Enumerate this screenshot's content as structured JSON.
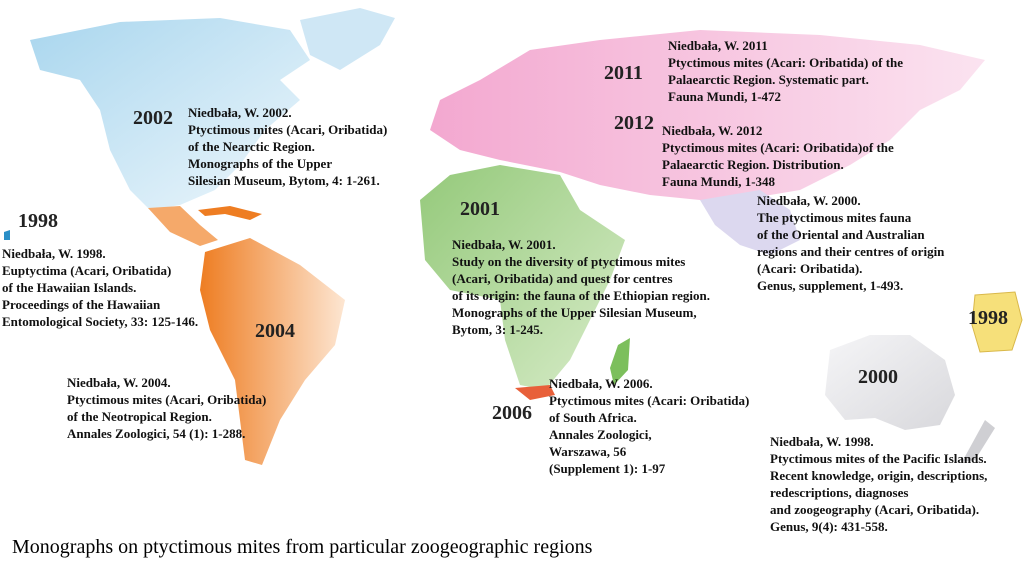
{
  "regions": [
    {
      "year": "1998",
      "reference": [
        "Niedbała, W. 1998.",
        "Euptyctima (Acari, Oribatida)",
        "of the Hawaiian Islands.",
        "Proceedings of the Hawaiian",
        "Entomological Society, 33: 125-146."
      ]
    },
    {
      "year": "2002",
      "reference": [
        "Niedbała, W. 2002.",
        "Ptyctimous mites (Acari, Oribatida)",
        "of the Nearctic Region.",
        "Monographs of the Upper",
        "Silesian Museum, Bytom, 4: 1-261."
      ]
    },
    {
      "year": "2004",
      "reference": [
        "Niedbała, W. 2004.",
        "Ptyctimous mites (Acari, Oribatida)",
        "of the Neotropical Region.",
        "Annales Zoologici, 54 (1): 1-288."
      ]
    },
    {
      "year": "2001",
      "reference": [
        "Niedbała, W. 2001.",
        "Study on the diversity of ptyctimous mites",
        "(Acari, Oribatida) and quest for centres",
        "of its origin: the fauna of the Ethiopian region.",
        "Monographs of the Upper Silesian Museum,",
        "Bytom, 3: 1-245."
      ]
    },
    {
      "year": "2006",
      "reference": [
        "Niedbała, W. 2006.",
        "Ptyctimous mites (Acari: Oribatida)",
        " of South Africa.",
        "Annales Zoologici,",
        "Warszawa, 56",
        "(Supplement 1): 1-97"
      ]
    },
    {
      "year": "2011",
      "reference": [
        "Niedbała, W. 2011",
        "Ptyctimous mites (Acari: Oribatida) of the",
        "Palaearctic Region. Systematic part.",
        "Fauna Mundi, 1-472"
      ]
    },
    {
      "year": "2012",
      "reference": [
        "Niedbała, W. 2012",
        "Ptyctimous mites (Acari: Oribatida)of the",
        "Palaearctic Region. Distribution.",
        "Fauna Mundi, 1-348"
      ]
    },
    {
      "year": "2000",
      "reference": [
        "Niedbała, W. 2000.",
        "The ptyctimous mites fauna",
        "of the Oriental and Australian",
        "regions and their centres of origin",
        "(Acari: Oribatida).",
        "Genus, supplement, 1-493."
      ]
    },
    {
      "year": "1998",
      "reference": [
        "Niedbała, W. 1998.",
        "Ptyctimous mites of the Pacific Islands.",
        "Recent knowledge, origin, descriptions,",
        "redescriptions, diagnoses",
        "and zoogeography (Acari, Oribatida).",
        "Genus, 9(4): 431-558."
      ]
    }
  ],
  "caption": "Monographs on ptyctimous mites from particular zoogeographic regions"
}
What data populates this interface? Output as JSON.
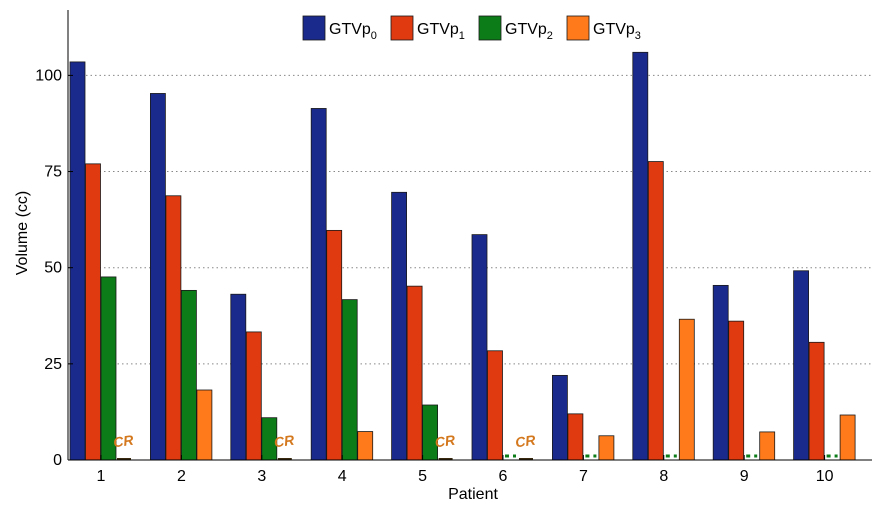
{
  "chart_data": {
    "type": "bar",
    "xlabel": "Patient",
    "ylabel": "Volume (cc)",
    "categories": [
      "1",
      "2",
      "3",
      "4",
      "5",
      "6",
      "7",
      "8",
      "9",
      "10"
    ],
    "ylim": [
      0,
      117
    ],
    "yticks": [
      0,
      25,
      50,
      75,
      100
    ],
    "grid": "horizontal-dotted",
    "legend_position": "top-center",
    "series": [
      {
        "name": "GTVp",
        "sub": "0",
        "color": "#1a2a8c",
        "values": [
          103.5,
          95.3,
          43.1,
          91.4,
          69.6,
          58.6,
          22.0,
          106.0,
          45.4,
          49.2
        ]
      },
      {
        "name": "GTVp",
        "sub": "1",
        "color": "#e03a10",
        "values": [
          77.0,
          68.7,
          33.3,
          59.7,
          45.2,
          28.4,
          12.0,
          77.6,
          36.1,
          30.6
        ]
      },
      {
        "name": "GTVp",
        "sub": "2",
        "color": "#0b7c18",
        "values": [
          47.6,
          44.1,
          11.0,
          41.7,
          14.3,
          0,
          0,
          0,
          0,
          0
        ]
      },
      {
        "name": "GTVp",
        "sub": "3",
        "color": "#ff7a1a",
        "values": [
          0,
          18.2,
          0,
          7.4,
          0,
          0,
          6.3,
          36.6,
          7.3,
          11.7
        ]
      }
    ],
    "annotations": [
      {
        "category": "1",
        "series_index": 3,
        "text": "CR",
        "color": "#d4781e"
      },
      {
        "category": "3",
        "series_index": 3,
        "text": "CR",
        "color": "#d4781e"
      },
      {
        "category": "5",
        "series_index": 3,
        "text": "CR",
        "color": "#d4781e"
      },
      {
        "category": "6",
        "series_index": 3,
        "text": "CR",
        "color": "#d4781e"
      }
    ],
    "zero_markers": [
      {
        "category": "6",
        "series_index": 2,
        "color": "#0b7c18"
      },
      {
        "category": "7",
        "series_index": 2,
        "color": "#0b7c18"
      },
      {
        "category": "8",
        "series_index": 2,
        "color": "#0b7c18"
      },
      {
        "category": "9",
        "series_index": 2,
        "color": "#0b7c18"
      },
      {
        "category": "10",
        "series_index": 2,
        "color": "#0b7c18"
      }
    ]
  }
}
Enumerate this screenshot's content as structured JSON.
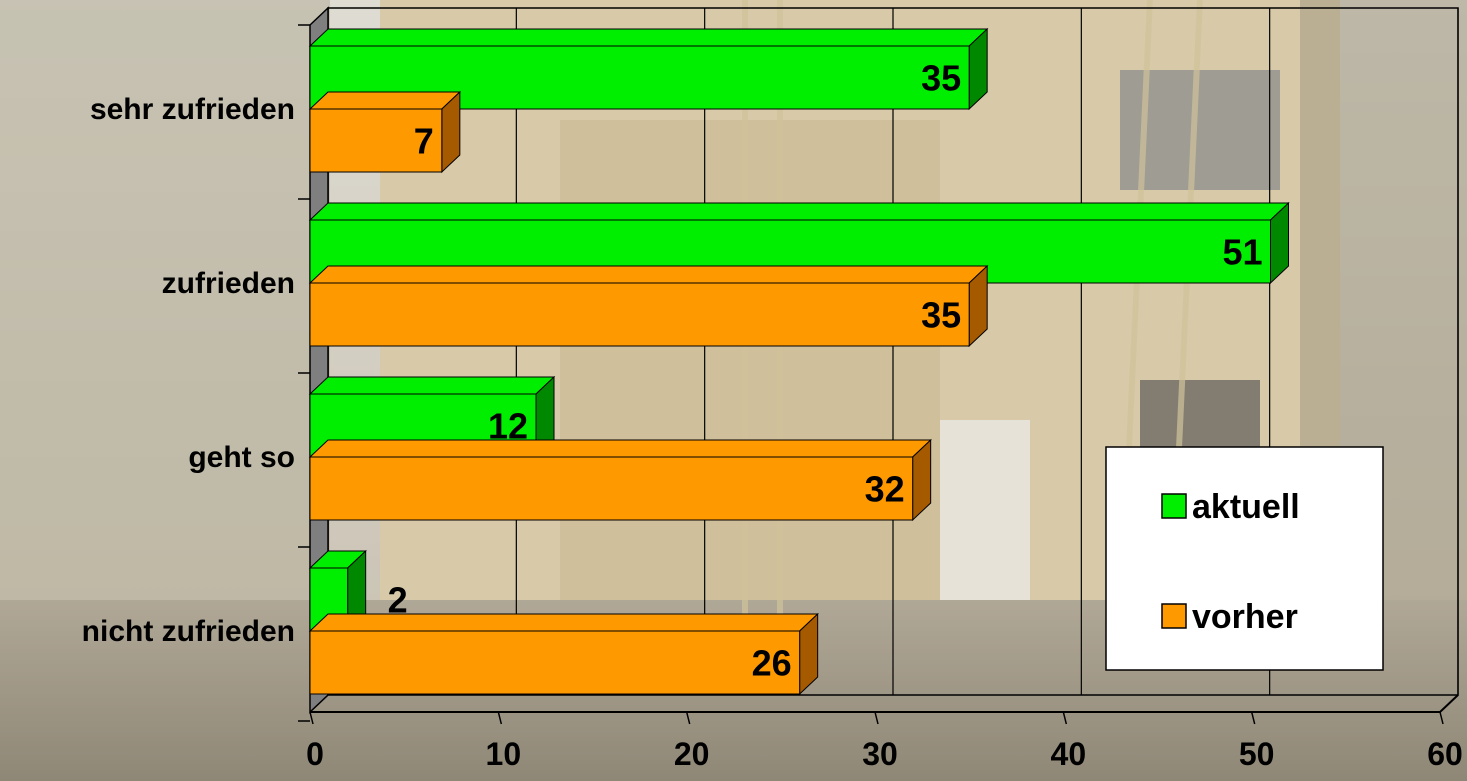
{
  "chart_data": {
    "type": "bar",
    "orientation": "horizontal",
    "style": "3d",
    "title": "",
    "xlabel": "",
    "ylabel": "",
    "categories": [
      "sehr zufrieden",
      "zufrieden",
      "geht so",
      "nicht zufrieden"
    ],
    "series": [
      {
        "name": "aktuell",
        "values": [
          35,
          51,
          12,
          2
        ],
        "color": "#00EE00",
        "side_color": "#008800"
      },
      {
        "name": "vorher",
        "values": [
          7,
          35,
          32,
          26
        ],
        "color": "#FF9900",
        "side_color": "#A55A00"
      }
    ],
    "xlim": [
      0,
      60
    ],
    "xticks": [
      0,
      10,
      20,
      30,
      40,
      50,
      60
    ],
    "grid": true,
    "legend_position": "bottom-right",
    "background": "photo of a building facade under renovation"
  }
}
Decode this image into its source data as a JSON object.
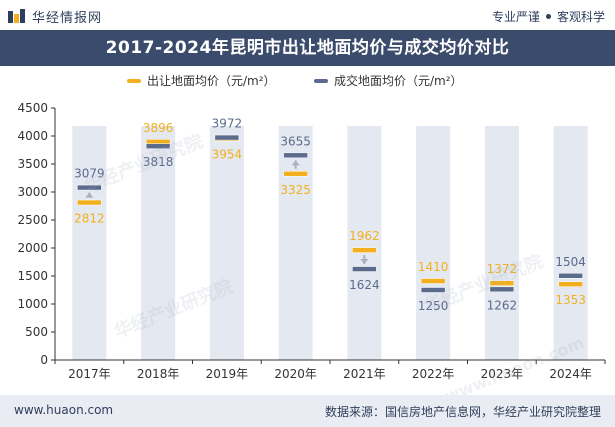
{
  "header": {
    "brand": "华经情报网",
    "tagline_left": "专业严谨",
    "tagline_right": "客观科学"
  },
  "footer": {
    "website": "www.huaon.com",
    "source": "数据来源：国信房地产信息网，华经产业研究院整理"
  },
  "watermarks": [
    "华经产业研究院",
    "华经产业研究院",
    "华经产业研究院",
    "www.huaon.com"
  ],
  "colors": {
    "outgoing": "#f2b01e",
    "deal": "#5b6b8c",
    "title_bg": "#3b4b6b",
    "bar_bg": "#e4e8f0"
  },
  "chart_data": {
    "type": "line",
    "title": "2017-2024年昆明市出让地面均价与成交均价对比",
    "xlabel": "",
    "ylabel": "",
    "ylim": [
      0,
      4500
    ],
    "yticks": [
      0,
      500,
      1000,
      1500,
      2000,
      2500,
      3000,
      3500,
      4000,
      4500
    ],
    "categories": [
      "2017年",
      "2018年",
      "2019年",
      "2020年",
      "2021年",
      "2022年",
      "2023年",
      "2024年"
    ],
    "legend_position": "top",
    "series": [
      {
        "name": "出让地面均价（元/m²）",
        "values": [
          2812,
          3896,
          3954,
          3325,
          1962,
          1410,
          1372,
          1353
        ]
      },
      {
        "name": "成交地面均价（元/m²）",
        "values": [
          3079,
          3818,
          3972,
          3655,
          1624,
          1250,
          1262,
          1504
        ]
      }
    ]
  }
}
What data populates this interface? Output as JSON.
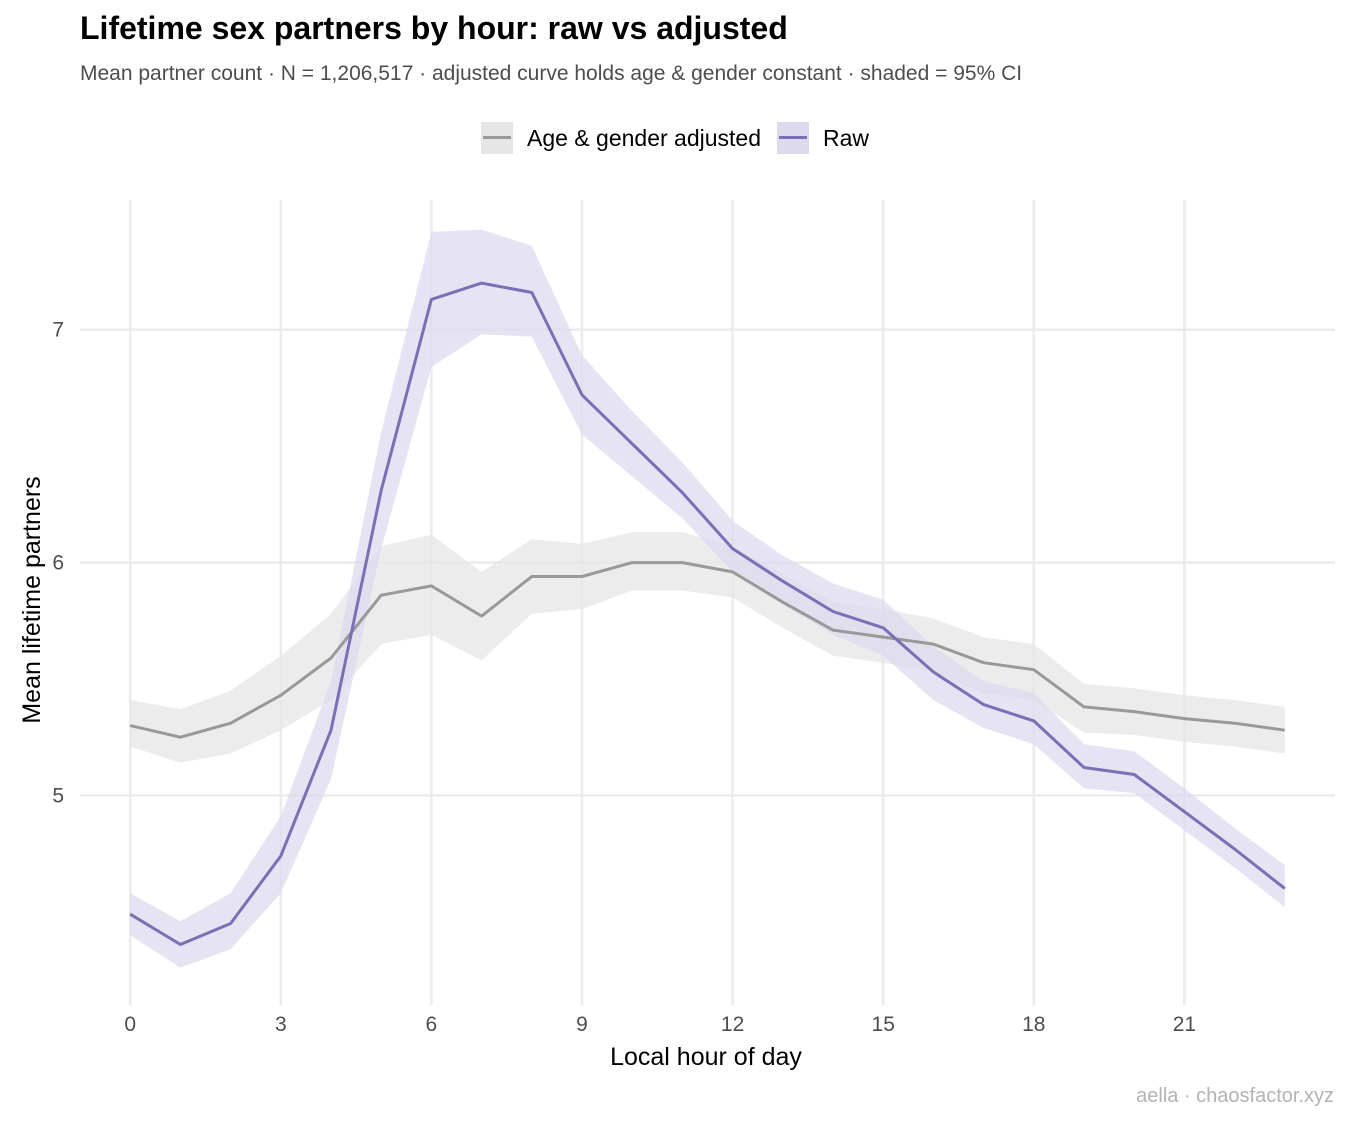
{
  "title": "Lifetime sex partners by hour: raw vs adjusted",
  "subtitle": "Mean partner count · N = 1,206,517 · adjusted curve holds age & gender constant · shaded = 95% CI",
  "caption": "aella · chaosfactor.xyz",
  "legend": {
    "items": [
      {
        "label": "Age & gender adjusted",
        "line_color": "#999999",
        "fill_color": "#e6e6e6"
      },
      {
        "label": "Raw",
        "line_color": "#7b6fb5",
        "fill_color": "#dddaee"
      }
    ]
  },
  "chart_data": {
    "type": "line",
    "xlabel": "Local hour of day",
    "ylabel": "Mean lifetime partners",
    "xlim": [
      -1,
      24
    ],
    "ylim": [
      4.1,
      7.6
    ],
    "x_ticks": [
      "0",
      "3",
      "6",
      "9",
      "12",
      "15",
      "18",
      "21"
    ],
    "y_ticks": [
      "5",
      "6",
      "7"
    ],
    "grid": true,
    "legend_position": "top",
    "x": [
      0,
      1,
      2,
      3,
      4,
      5,
      6,
      7,
      8,
      9,
      10,
      11,
      12,
      13,
      14,
      15,
      16,
      17,
      18,
      19,
      20,
      21,
      22,
      23
    ],
    "series": [
      {
        "name": "Age & gender adjusted",
        "color": "#999999",
        "band_color": "#e6e6e6",
        "values": [
          5.3,
          5.25,
          5.31,
          5.43,
          5.59,
          5.86,
          5.9,
          5.77,
          5.94,
          5.94,
          6.0,
          6.0,
          5.96,
          5.83,
          5.71,
          5.68,
          5.65,
          5.57,
          5.54,
          5.38,
          5.36,
          5.33,
          5.31,
          5.28
        ],
        "lower": [
          5.21,
          5.14,
          5.18,
          5.28,
          5.41,
          5.65,
          5.69,
          5.58,
          5.78,
          5.8,
          5.88,
          5.88,
          5.85,
          5.72,
          5.6,
          5.57,
          5.53,
          5.44,
          5.41,
          5.27,
          5.26,
          5.23,
          5.21,
          5.18
        ],
        "upper": [
          5.41,
          5.37,
          5.45,
          5.6,
          5.78,
          6.07,
          6.12,
          5.96,
          6.1,
          6.08,
          6.13,
          6.13,
          6.07,
          5.95,
          5.83,
          5.8,
          5.76,
          5.68,
          5.65,
          5.48,
          5.46,
          5.43,
          5.41,
          5.38
        ]
      },
      {
        "name": "Raw",
        "color": "#7b6fb5",
        "band_color": "#dddaee",
        "values": [
          4.49,
          4.36,
          4.45,
          4.74,
          5.28,
          6.31,
          7.13,
          7.2,
          7.16,
          6.72,
          6.51,
          6.3,
          6.06,
          5.92,
          5.79,
          5.72,
          5.53,
          5.39,
          5.32,
          5.12,
          5.09,
          4.93,
          4.77,
          4.6
        ],
        "lower": [
          4.4,
          4.26,
          4.34,
          4.58,
          5.07,
          6.06,
          6.84,
          6.98,
          6.97,
          6.55,
          6.37,
          6.19,
          5.96,
          5.82,
          5.69,
          5.6,
          5.41,
          5.29,
          5.22,
          5.03,
          5.01,
          4.85,
          4.69,
          4.52
        ],
        "upper": [
          4.58,
          4.46,
          4.58,
          4.91,
          5.49,
          6.56,
          7.42,
          7.43,
          7.36,
          6.89,
          6.65,
          6.43,
          6.18,
          6.03,
          5.91,
          5.84,
          5.64,
          5.49,
          5.44,
          5.22,
          5.19,
          5.03,
          4.86,
          4.7
        ]
      }
    ]
  }
}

########

● **Task instructions**
In the entries above, identify each line that includes the string "Hawaiian", then copy it.

● **Exercise response**
        "of the Hawaiian Islands.",
        "Proceedings of the Hawaiian",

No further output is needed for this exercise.